Exercise goal: Note how many lines include the word "this", and give that number by itself.

## Start

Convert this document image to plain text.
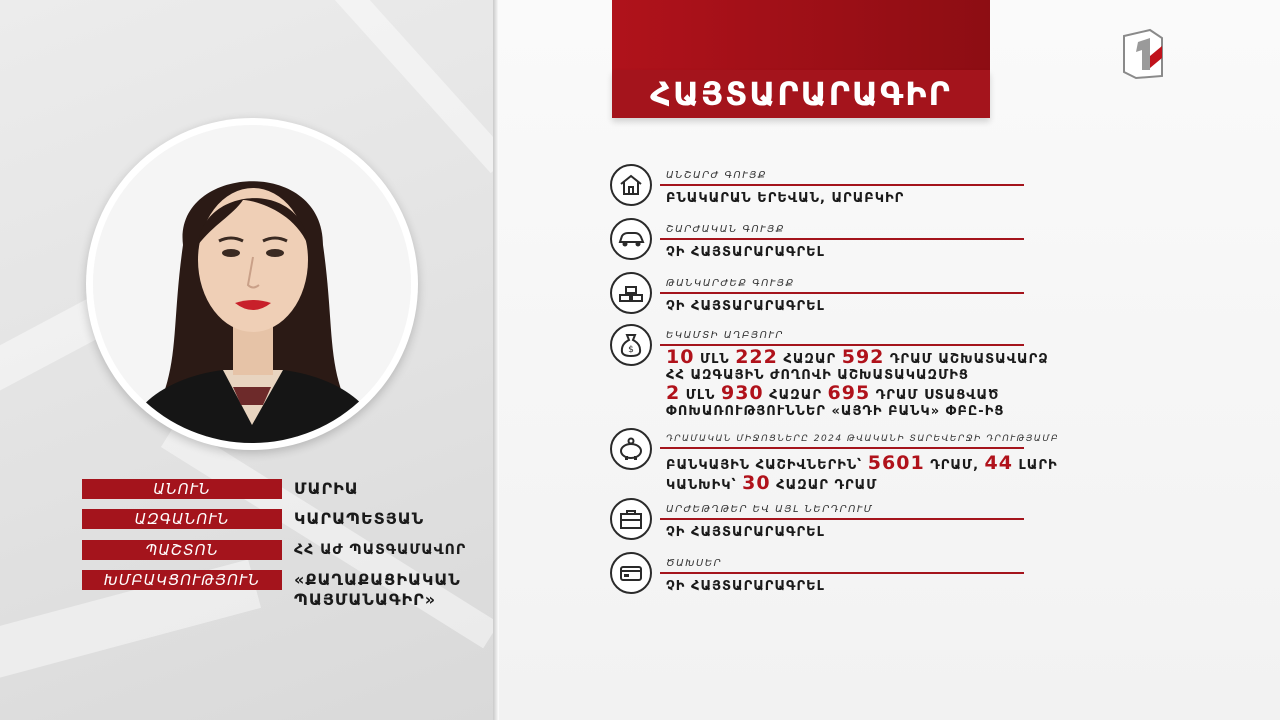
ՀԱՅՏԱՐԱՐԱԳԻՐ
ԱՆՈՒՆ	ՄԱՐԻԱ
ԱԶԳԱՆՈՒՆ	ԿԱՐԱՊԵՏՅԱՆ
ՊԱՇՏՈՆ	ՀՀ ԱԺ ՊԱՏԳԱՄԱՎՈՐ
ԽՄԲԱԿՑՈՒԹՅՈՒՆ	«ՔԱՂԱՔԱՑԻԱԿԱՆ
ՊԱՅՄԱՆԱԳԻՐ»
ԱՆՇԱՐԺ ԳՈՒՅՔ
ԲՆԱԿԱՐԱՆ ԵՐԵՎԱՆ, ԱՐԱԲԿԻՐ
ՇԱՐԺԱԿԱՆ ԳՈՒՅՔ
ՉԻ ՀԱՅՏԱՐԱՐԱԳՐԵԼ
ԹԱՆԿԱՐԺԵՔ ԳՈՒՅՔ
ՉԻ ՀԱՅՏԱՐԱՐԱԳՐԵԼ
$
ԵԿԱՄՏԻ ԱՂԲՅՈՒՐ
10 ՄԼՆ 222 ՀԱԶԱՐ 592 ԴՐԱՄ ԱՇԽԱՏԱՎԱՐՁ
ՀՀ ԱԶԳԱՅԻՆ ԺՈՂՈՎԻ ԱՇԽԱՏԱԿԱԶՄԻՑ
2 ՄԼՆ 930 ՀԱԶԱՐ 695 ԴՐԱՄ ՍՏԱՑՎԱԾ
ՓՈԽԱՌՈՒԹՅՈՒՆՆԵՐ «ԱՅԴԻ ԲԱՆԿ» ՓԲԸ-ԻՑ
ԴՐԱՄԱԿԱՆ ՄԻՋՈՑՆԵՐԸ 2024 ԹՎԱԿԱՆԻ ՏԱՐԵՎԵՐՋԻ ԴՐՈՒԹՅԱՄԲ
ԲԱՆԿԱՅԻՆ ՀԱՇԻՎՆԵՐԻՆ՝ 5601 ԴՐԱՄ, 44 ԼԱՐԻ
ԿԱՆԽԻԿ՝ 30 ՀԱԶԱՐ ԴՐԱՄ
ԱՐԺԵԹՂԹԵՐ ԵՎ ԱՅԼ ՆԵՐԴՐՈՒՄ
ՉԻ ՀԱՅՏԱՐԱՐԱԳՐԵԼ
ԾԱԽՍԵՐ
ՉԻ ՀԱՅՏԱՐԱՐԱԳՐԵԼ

## End
## Start

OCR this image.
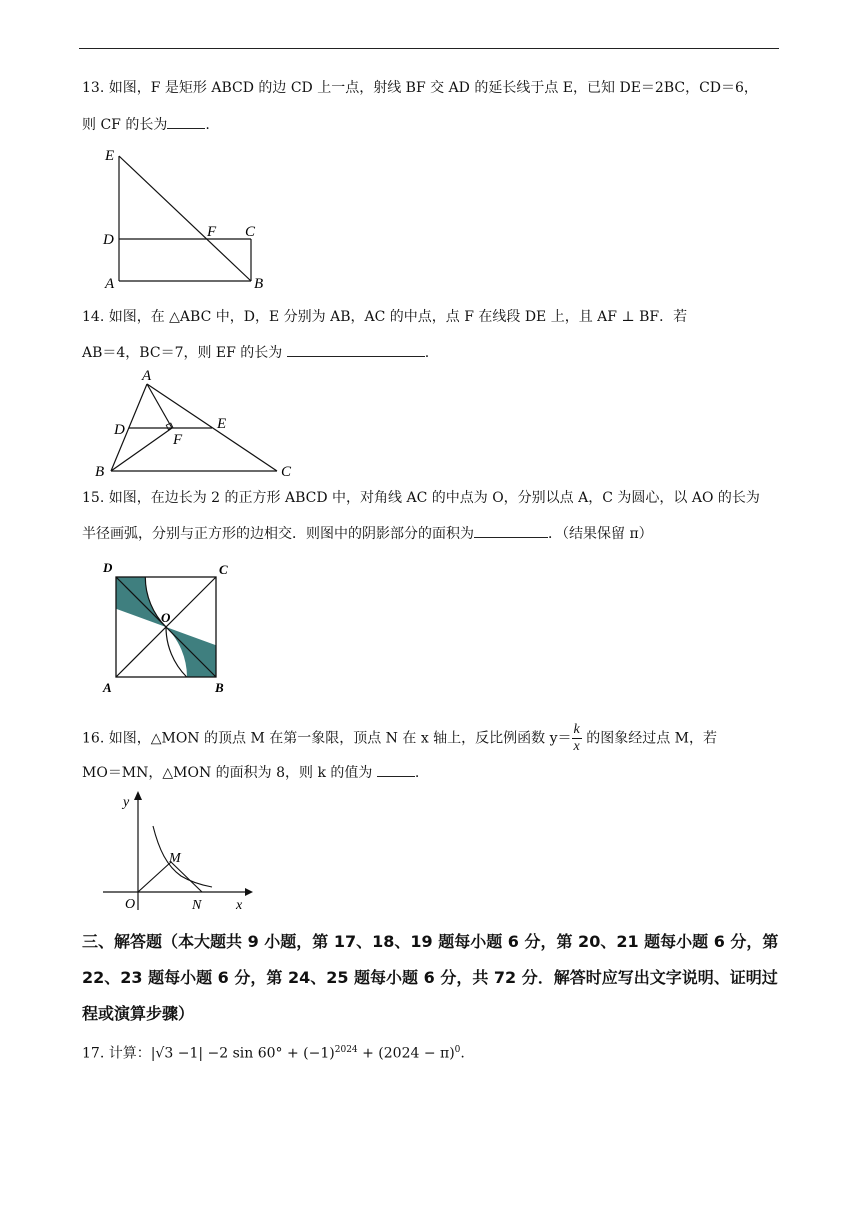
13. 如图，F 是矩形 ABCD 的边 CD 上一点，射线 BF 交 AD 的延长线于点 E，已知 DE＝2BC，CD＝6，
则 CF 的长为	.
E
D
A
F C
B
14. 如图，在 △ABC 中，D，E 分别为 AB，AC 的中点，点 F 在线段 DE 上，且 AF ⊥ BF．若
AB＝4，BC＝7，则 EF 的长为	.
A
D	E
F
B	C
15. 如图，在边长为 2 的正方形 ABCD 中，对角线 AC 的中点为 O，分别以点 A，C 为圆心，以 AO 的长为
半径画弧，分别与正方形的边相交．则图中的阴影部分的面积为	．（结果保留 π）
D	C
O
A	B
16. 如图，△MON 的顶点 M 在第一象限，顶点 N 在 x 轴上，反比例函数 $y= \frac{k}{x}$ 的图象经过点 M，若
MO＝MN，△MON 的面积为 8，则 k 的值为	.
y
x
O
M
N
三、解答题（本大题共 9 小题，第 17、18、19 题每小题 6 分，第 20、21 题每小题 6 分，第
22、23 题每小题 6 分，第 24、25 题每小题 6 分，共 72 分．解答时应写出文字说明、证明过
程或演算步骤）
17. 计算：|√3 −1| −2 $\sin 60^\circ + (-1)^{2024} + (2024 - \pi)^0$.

## End

In response: 2